» Dataset
☆ ☆ ☆ ☆ ☆ ☆ ☆

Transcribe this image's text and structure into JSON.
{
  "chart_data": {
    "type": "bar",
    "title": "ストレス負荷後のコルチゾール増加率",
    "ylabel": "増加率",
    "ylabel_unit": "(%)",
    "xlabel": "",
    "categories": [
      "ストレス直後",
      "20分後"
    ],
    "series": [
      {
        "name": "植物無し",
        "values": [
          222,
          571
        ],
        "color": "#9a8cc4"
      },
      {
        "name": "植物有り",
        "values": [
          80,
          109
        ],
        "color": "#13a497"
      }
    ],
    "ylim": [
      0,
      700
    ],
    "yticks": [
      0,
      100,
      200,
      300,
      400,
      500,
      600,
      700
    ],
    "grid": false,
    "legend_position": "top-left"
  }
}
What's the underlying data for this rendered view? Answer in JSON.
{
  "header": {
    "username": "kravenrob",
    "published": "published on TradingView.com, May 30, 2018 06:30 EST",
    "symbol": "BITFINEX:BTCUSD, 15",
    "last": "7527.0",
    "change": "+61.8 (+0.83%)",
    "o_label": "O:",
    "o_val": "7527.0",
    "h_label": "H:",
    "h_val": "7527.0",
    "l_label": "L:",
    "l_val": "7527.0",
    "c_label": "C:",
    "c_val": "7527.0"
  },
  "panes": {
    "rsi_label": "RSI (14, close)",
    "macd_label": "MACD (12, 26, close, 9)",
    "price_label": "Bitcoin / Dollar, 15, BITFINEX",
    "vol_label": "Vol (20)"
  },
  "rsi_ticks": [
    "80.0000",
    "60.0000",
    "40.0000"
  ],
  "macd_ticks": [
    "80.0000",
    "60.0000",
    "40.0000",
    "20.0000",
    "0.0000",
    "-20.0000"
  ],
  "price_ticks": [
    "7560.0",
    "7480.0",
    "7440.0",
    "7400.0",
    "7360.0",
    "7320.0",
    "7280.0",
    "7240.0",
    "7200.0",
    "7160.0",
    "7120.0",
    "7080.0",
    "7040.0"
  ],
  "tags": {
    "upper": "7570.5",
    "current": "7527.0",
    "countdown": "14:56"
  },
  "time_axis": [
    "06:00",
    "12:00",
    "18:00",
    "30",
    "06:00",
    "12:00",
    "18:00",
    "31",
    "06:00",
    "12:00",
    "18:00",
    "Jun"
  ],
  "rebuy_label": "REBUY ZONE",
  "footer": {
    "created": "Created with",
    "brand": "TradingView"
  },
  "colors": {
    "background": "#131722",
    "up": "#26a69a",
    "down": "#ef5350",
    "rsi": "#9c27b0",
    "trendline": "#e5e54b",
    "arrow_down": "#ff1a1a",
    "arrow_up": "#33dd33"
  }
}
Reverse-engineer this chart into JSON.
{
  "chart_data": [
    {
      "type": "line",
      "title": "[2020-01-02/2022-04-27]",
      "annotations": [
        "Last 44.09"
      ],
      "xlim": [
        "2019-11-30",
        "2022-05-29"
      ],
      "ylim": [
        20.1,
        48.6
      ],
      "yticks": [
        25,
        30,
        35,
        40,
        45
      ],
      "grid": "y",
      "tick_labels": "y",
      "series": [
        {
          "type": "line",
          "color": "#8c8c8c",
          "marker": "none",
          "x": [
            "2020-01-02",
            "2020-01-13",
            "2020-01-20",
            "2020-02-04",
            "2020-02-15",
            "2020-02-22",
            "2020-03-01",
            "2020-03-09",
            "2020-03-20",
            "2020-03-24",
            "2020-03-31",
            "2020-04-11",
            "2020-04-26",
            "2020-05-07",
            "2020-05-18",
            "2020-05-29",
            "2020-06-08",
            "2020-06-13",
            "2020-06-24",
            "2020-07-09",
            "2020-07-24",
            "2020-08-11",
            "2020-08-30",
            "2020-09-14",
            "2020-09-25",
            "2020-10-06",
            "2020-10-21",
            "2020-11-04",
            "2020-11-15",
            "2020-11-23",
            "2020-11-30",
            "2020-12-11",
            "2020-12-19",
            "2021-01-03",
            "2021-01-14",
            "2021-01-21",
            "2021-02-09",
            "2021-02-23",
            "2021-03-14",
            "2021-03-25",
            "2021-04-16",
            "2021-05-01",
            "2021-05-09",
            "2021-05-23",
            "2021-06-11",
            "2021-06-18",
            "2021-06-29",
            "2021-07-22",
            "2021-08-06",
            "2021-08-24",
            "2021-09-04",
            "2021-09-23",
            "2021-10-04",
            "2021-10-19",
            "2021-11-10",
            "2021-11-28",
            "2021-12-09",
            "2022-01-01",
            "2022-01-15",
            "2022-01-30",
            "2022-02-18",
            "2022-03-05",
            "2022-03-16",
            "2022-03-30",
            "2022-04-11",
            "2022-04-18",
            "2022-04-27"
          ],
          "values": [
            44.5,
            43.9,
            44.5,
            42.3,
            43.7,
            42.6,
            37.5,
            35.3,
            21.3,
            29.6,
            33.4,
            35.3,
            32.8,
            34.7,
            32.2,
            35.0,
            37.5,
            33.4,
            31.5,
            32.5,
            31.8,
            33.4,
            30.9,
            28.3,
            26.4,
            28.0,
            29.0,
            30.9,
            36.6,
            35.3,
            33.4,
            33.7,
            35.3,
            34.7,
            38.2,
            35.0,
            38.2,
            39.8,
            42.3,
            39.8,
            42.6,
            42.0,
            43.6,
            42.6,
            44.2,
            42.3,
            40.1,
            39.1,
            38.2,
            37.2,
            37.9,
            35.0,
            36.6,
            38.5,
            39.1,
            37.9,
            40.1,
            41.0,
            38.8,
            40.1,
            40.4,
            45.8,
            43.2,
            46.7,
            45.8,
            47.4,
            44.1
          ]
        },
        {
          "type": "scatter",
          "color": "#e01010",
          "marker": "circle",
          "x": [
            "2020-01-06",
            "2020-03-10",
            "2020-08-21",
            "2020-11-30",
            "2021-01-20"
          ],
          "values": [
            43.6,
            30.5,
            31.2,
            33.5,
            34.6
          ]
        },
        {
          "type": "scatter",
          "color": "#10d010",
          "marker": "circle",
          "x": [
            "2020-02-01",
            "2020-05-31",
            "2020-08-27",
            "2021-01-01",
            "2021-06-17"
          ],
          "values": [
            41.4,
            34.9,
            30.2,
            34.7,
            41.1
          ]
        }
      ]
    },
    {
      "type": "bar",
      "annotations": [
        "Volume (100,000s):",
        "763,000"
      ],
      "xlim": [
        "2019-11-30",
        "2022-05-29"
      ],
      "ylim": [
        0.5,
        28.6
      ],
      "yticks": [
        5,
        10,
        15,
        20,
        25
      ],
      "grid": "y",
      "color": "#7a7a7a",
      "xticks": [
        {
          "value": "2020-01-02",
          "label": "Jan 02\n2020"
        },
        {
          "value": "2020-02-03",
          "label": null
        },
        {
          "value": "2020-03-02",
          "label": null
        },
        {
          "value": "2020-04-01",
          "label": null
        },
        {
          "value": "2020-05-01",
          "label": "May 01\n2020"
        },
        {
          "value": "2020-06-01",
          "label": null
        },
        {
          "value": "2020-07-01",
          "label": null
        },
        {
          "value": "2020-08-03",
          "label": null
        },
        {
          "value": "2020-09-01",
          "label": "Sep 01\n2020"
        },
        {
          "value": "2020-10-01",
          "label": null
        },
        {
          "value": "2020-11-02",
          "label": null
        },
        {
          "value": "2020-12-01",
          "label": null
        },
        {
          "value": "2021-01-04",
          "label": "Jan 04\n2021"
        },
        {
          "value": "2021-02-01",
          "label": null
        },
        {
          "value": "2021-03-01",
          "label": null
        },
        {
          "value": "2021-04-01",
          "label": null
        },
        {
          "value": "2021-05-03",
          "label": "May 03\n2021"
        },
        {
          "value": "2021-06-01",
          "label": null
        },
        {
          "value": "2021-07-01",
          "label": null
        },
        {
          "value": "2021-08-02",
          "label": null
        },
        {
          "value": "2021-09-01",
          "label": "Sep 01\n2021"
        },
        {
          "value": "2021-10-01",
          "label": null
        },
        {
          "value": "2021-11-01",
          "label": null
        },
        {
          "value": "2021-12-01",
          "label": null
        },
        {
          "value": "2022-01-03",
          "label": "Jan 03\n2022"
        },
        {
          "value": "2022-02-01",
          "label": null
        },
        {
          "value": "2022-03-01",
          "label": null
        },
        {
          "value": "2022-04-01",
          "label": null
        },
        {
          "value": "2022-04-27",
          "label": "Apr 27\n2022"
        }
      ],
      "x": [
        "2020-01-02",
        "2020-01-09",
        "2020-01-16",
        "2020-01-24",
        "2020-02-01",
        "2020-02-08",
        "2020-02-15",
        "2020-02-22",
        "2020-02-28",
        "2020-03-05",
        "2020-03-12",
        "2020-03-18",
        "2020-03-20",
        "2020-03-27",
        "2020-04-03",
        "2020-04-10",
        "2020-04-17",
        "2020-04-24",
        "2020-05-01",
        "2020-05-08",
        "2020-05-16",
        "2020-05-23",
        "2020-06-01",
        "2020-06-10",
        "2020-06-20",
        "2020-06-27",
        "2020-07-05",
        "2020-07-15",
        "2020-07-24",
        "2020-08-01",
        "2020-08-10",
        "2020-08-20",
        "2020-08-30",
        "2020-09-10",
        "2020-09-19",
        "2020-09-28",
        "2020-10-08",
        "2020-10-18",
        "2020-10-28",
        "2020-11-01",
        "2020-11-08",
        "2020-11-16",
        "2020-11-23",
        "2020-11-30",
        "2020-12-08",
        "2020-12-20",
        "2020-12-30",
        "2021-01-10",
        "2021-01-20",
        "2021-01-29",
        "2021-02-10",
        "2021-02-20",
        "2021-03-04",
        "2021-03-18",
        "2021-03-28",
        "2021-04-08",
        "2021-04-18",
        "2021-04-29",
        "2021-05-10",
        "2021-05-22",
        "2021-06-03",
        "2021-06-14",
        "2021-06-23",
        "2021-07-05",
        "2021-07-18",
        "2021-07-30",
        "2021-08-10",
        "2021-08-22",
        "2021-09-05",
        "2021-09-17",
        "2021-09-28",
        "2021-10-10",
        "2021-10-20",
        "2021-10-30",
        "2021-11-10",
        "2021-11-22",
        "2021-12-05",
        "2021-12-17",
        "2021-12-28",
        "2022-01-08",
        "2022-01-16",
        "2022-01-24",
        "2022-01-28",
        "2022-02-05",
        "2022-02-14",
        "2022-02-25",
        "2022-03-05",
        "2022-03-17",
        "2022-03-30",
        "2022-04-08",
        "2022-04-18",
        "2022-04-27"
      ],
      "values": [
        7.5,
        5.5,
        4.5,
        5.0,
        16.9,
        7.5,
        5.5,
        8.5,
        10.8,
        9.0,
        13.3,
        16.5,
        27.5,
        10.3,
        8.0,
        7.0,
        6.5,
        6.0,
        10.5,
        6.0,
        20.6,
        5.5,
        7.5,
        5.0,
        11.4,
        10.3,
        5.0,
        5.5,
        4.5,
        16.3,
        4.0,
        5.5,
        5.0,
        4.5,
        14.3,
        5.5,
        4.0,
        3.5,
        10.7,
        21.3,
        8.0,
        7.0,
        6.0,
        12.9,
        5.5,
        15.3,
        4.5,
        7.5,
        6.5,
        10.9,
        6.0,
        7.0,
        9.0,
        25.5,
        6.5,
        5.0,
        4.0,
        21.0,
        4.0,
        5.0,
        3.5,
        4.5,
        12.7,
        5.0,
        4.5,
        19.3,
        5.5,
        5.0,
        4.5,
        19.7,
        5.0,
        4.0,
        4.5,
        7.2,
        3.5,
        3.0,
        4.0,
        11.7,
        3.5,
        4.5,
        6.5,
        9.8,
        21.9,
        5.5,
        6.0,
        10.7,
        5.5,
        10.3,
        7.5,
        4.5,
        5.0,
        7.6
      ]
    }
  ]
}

☆ ☆ ☆ ☆ ☆ ☆ ☆

» What the task requires
Reproduce each line of the material containing the word "this".

» In response
Transcribe this image's text and structure into JSON.
What's the underlying data for this rendered view? Answer in JSON.
Reverse-engineer this chart into JSON.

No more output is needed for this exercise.